··· Given data

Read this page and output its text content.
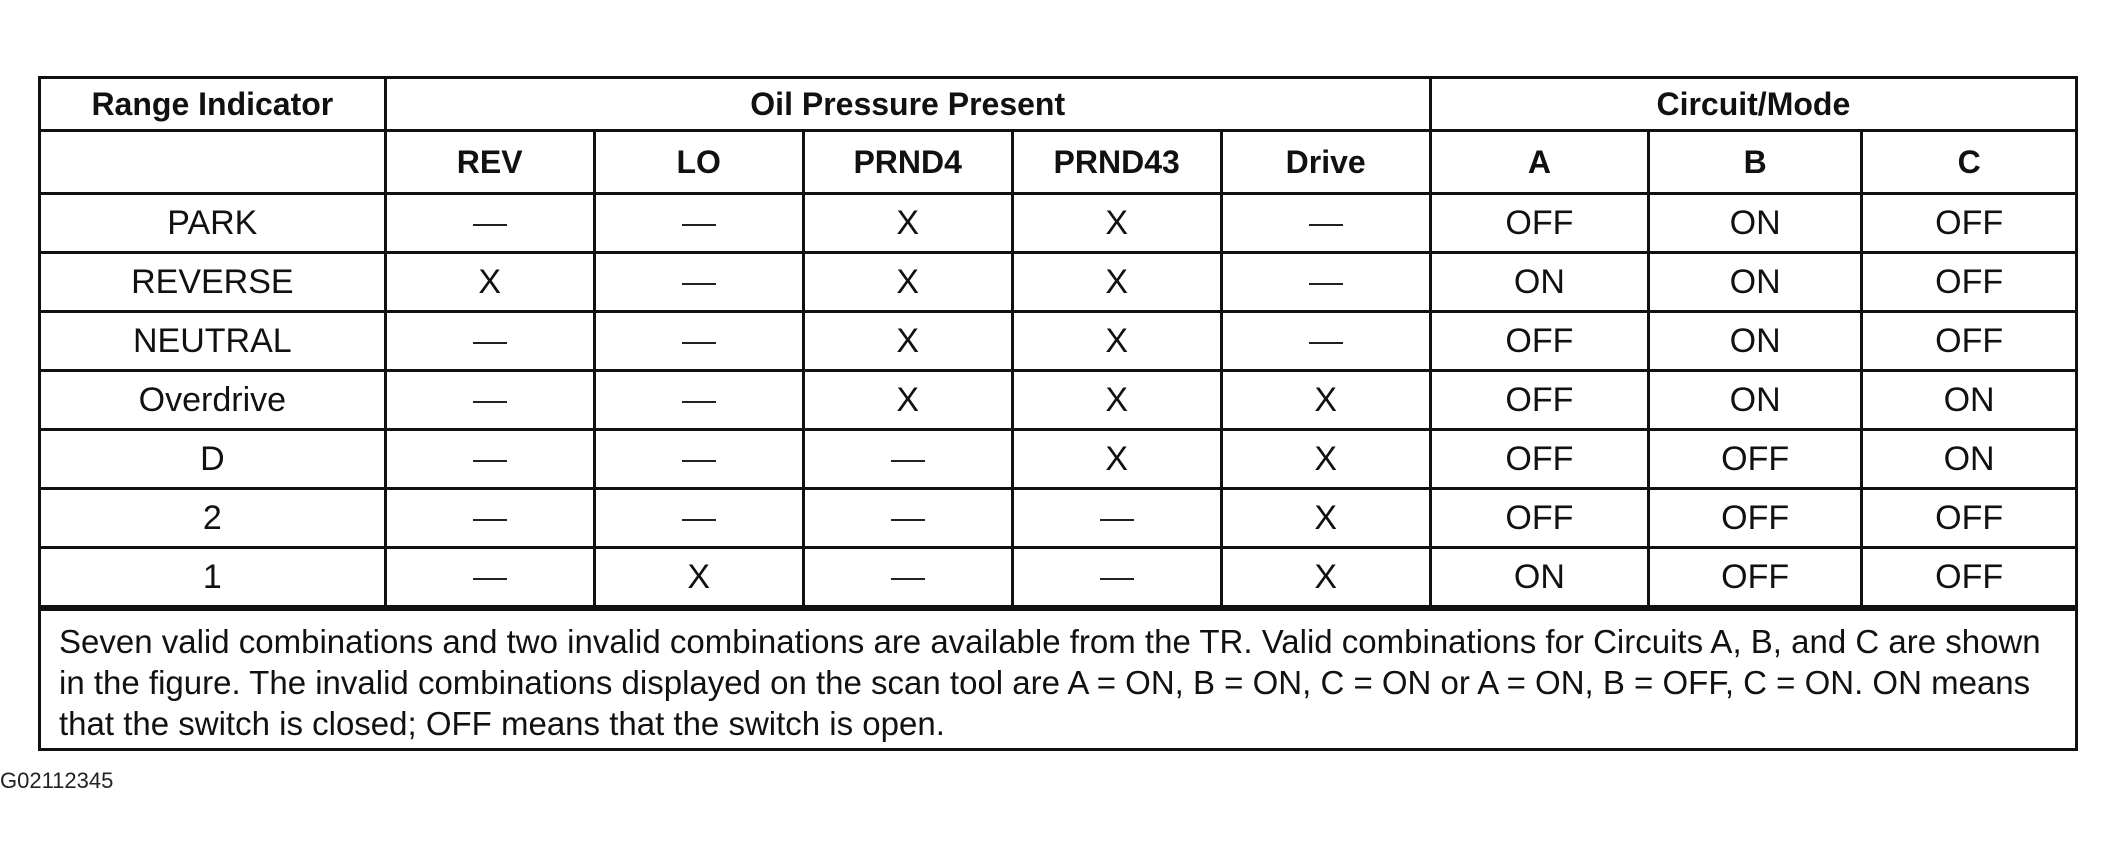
Range Indicator	Oil Pressure Present					Circuit/Mode		
	REV	LO	PRND4	PRND43	Drive	A	B	C
PARK			X	X		OFF	ON	OFF
REVERSE	X		X	X		ON	ON	OFF
NEUTRAL			X	X		OFF	ON	OFF
Overdrive			X	X	X	OFF	ON	ON
D				X	X	OFF	OFF	ON
2					X	OFF	OFF	OFF
1		X			X	ON	OFF	OFF
Seven valid combinations and two invalid combinations are available from the TR. Valid combinations for Circuits A, B, and C are shown in the figure. The invalid combinations displayed on the scan tool are A = ON, B = ON, C = ON or A = ON, B = OFF, C = ON. ON means that the switch is closed; OFF means that the switch is open.
G02112345
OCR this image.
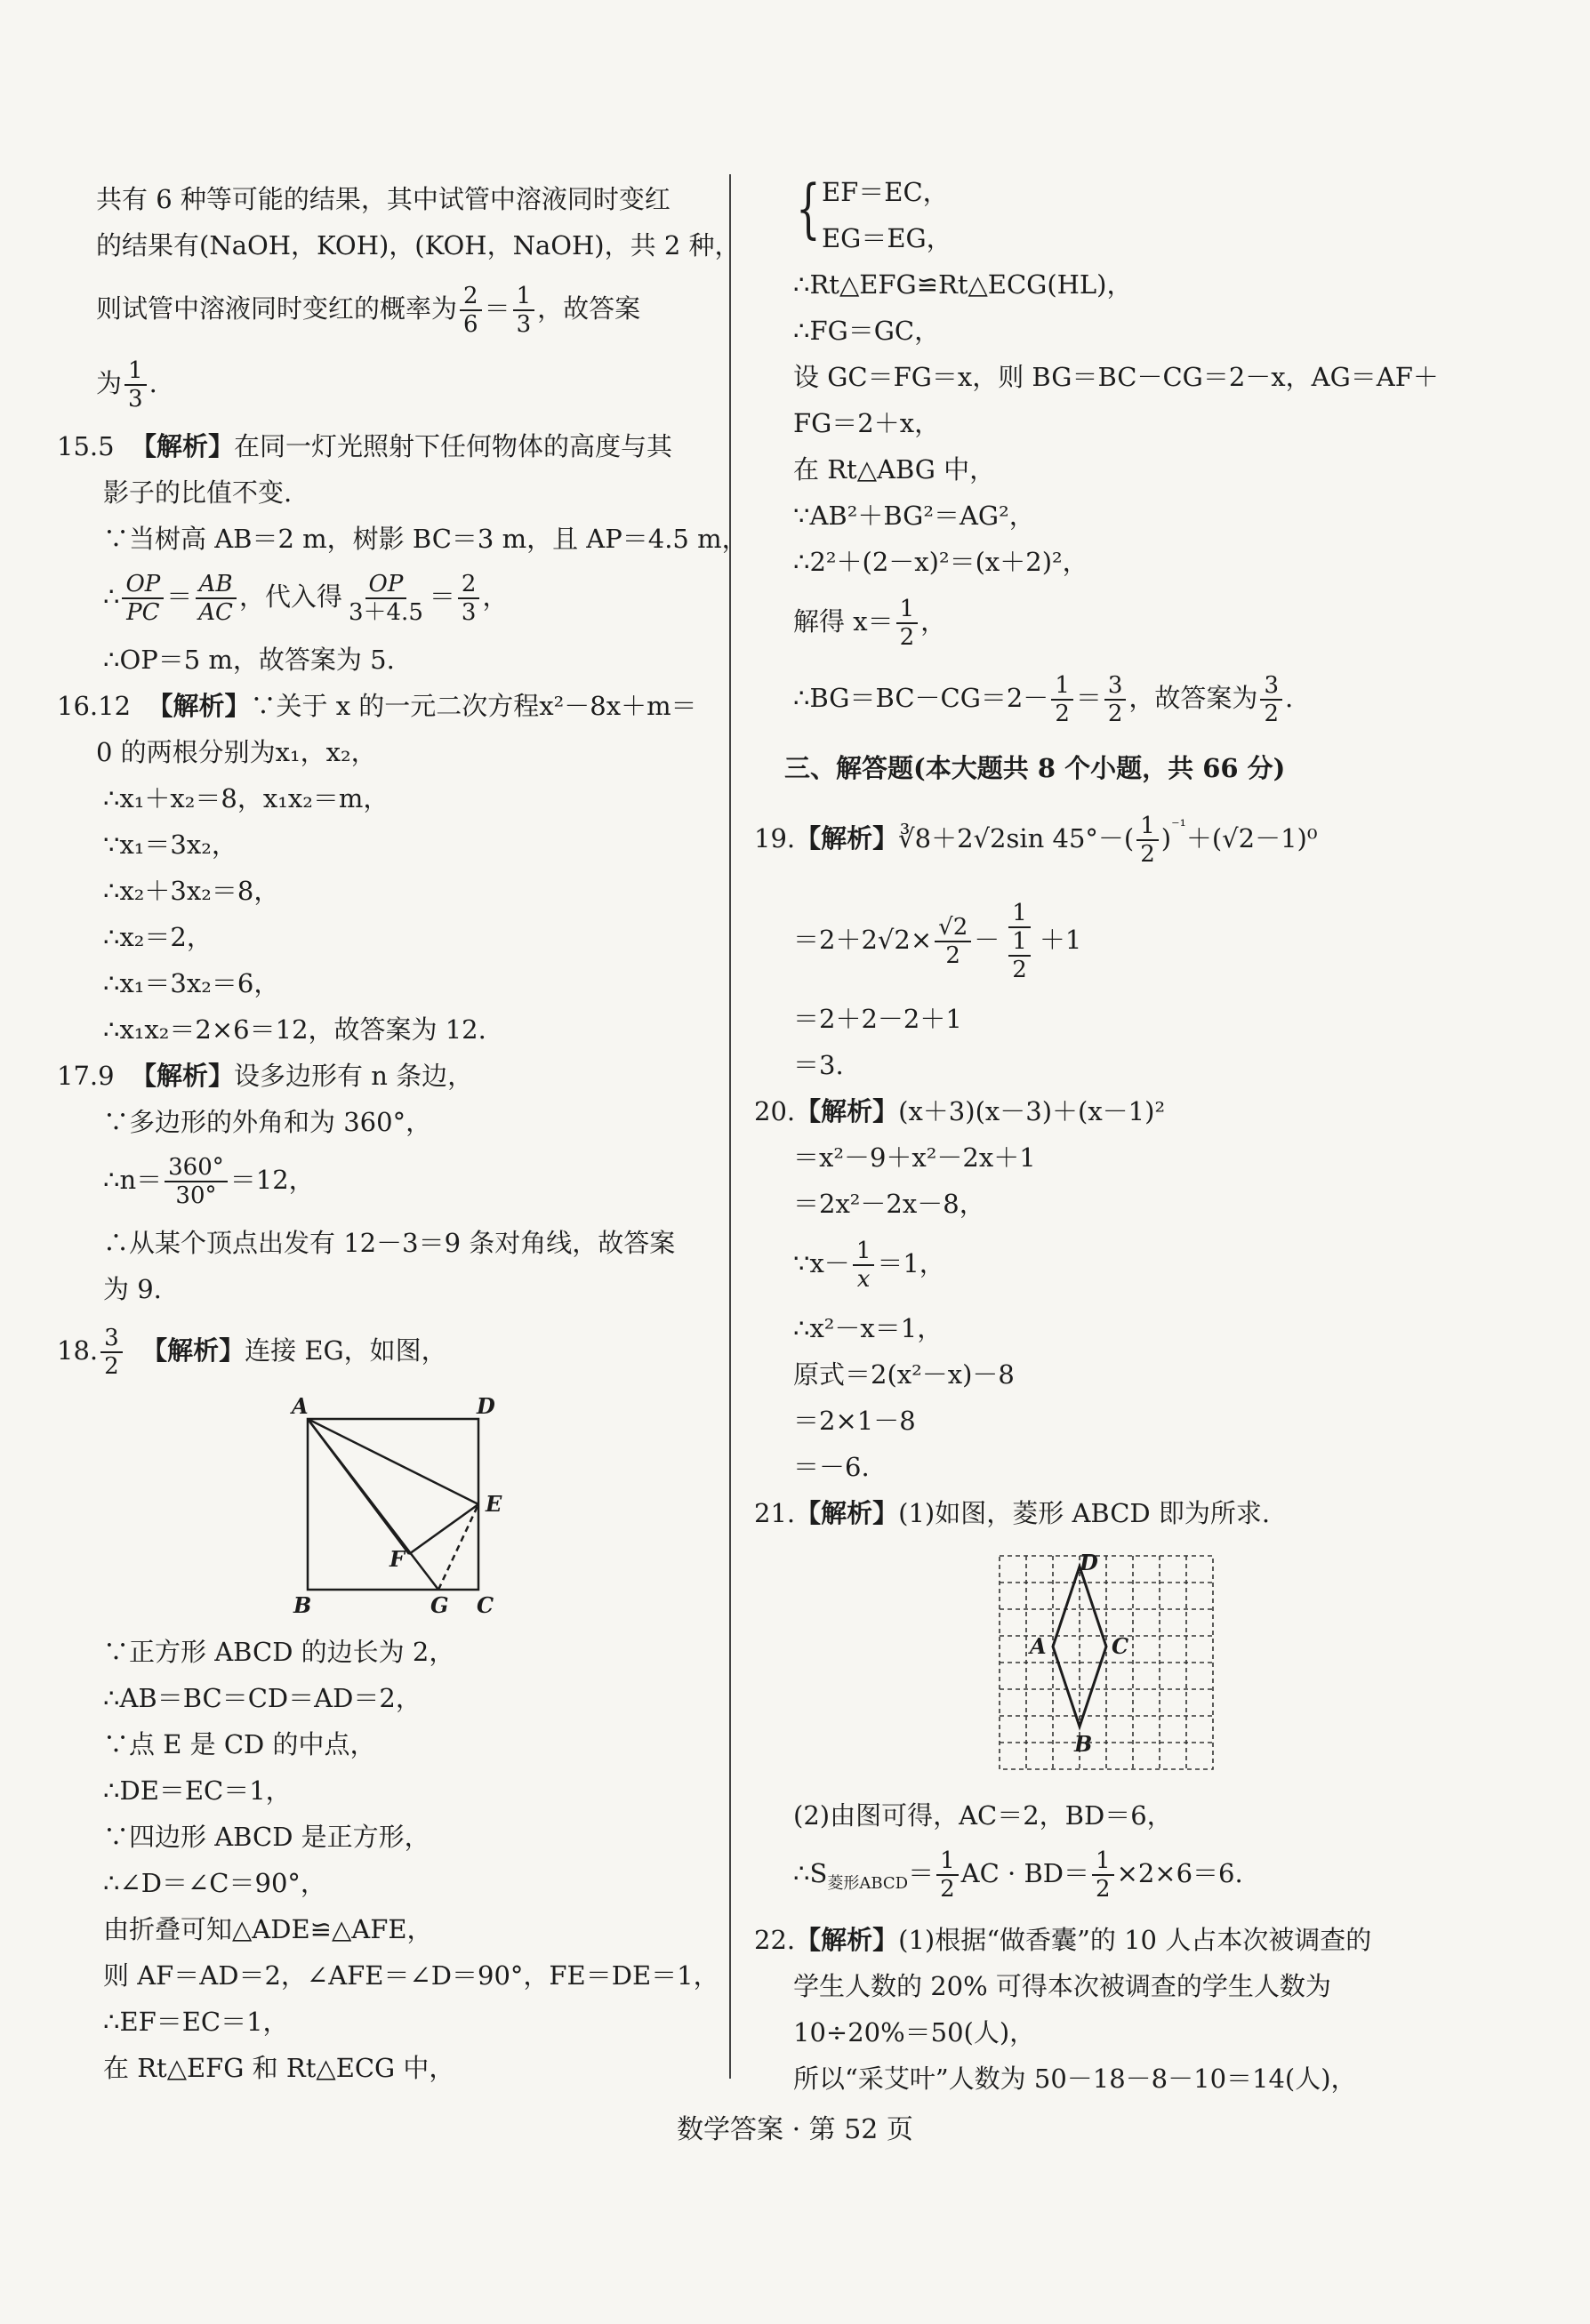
共有 6 种等可能的结果，其中试管中溶液同时变红
的结果有(NaOH，KOH)，(KOH，NaOH)，共 2 种，
则试管中溶液同时变红的概率为 $\frac{2}{6} = \frac{1}{3}$ ，故答案
为 $\frac{1}{3}$ .
15.5 【解析】在同一灯光照射下任何物体的高度与其
影子的比值不变.
∵当树高 AB＝2 m，树影 BC＝3 m，且 AP＝4.5 m，
∴ $\frac{OP}{PC} = \frac{AB}{AC}$ ，代入得 $\frac{OP}{3+4.5} = \frac{2}{3}$ ，
∴OP＝5 m，故答案为 5.
16.12 【解析】∵关于 x 的一元二次方程x²－8x＋m＝
0 的两根分别为x₁，x₂，
∴x₁＋x₂＝8，x₁x₂＝m，
∵x₁＝3x₂，
∴x₂＋3x₂＝8，
∴x₂＝2，
∴x₁＝3x₂＝6，
∴x₁x₂＝2×6＝12，故答案为 12.
17.9 【解析】设多边形有 n 条边，
∵多边形的外角和为 360°，
∴n＝ $\frac{360^\circ}{30^\circ} =12$，
∴从某个顶点出发有 12－3＝9 条对角线，故答案
为 9.
18. $\frac{3}{2}$ 【解析】连接 EG，如图，
A	D
E
F
B	G C
∵正方形 ABCD 的边长为 2，
∴AB＝BC＝CD＝AD＝2，
∵点 E 是 CD 的中点，
∴DE＝EC＝1，
∵四边形 ABCD 是正方形，
∴∠D＝∠C＝90°，
由折叠可知△ADE≌△AFE，
则 AF＝AD＝2，∠AFE＝∠D＝90°，FE＝DE＝1，
∴EF＝EC＝1，
在 Rt△EFG 和 Rt△ECG 中，
{ EF＝EC，
EG＝EG，
∴Rt△EFG≌Rt△ECG(HL)，
∴FG＝GC，
设 GC＝FG＝x，则 BG＝BC－CG＝2－x，AG＝AF＋
FG＝2＋x，
在 Rt△ABG 中，
∵AB²＋BG²＝AG²，
∴2²＋(2－x)²＝(x＋2)²，
解得 $x= \frac{1}{2}$ ，
∴BG＝BC－CG＝2－ $\frac{1}{2} = \frac{3}{2}$ ，故答案为 $\frac{3}{2}$ .
三、解答题(本大题共 8 个小题，共 66 分)
19.【解析】∛8＋2√2sin $45^\circ-( \frac{1}{2} )^{^{-1}}+(√2-1)^0$
$=2+2√2\times \frac{√2}{2} - \frac{1}{\frac{1}{2}} +1$
＝2＋2－2＋1
＝3.
20.【解析】(x＋3)(x－3)＋(x－1)²
＝x²－9＋x²－2x＋1
＝2x²－2x－8，
∵x－ $\frac{1}{x} =1$，
∴x²－x＝1，
原式＝2(x²－x)－8
＝2×1－8
＝－6.
21.【解析】(1)如图，菱形 ABCD 即为所求.
A	C
D
B
(2)由图可得，AC＝2，BD＝6，
$\therefore S_{菱形ABCD}= \frac{1}{2}$ AC · $BD= \frac{1}{2} \times 2\times 6=6$.
22.【解析】(1)根据“做香囊”的 10 人占本次被调查的
学生人数的 20% 可得本次被调查的学生人数为
10÷20%＝50(人)，
所以“采艾叶”人数为 50－18－8－10＝14(人)，
数学答案 · 第 52 页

······

■ Exercise aim: Check each line of the records for "times" and copy the ones that contain it.

■ Written solution:
$=2+2√2\times \frac{√2}{2} - \frac{1}{\frac{1}{2}} +1$
$\therefore S_{菱形ABCD}= \frac{1}{2}$ AC · $BD= \frac{1}{2} \times 2\times 6=6$.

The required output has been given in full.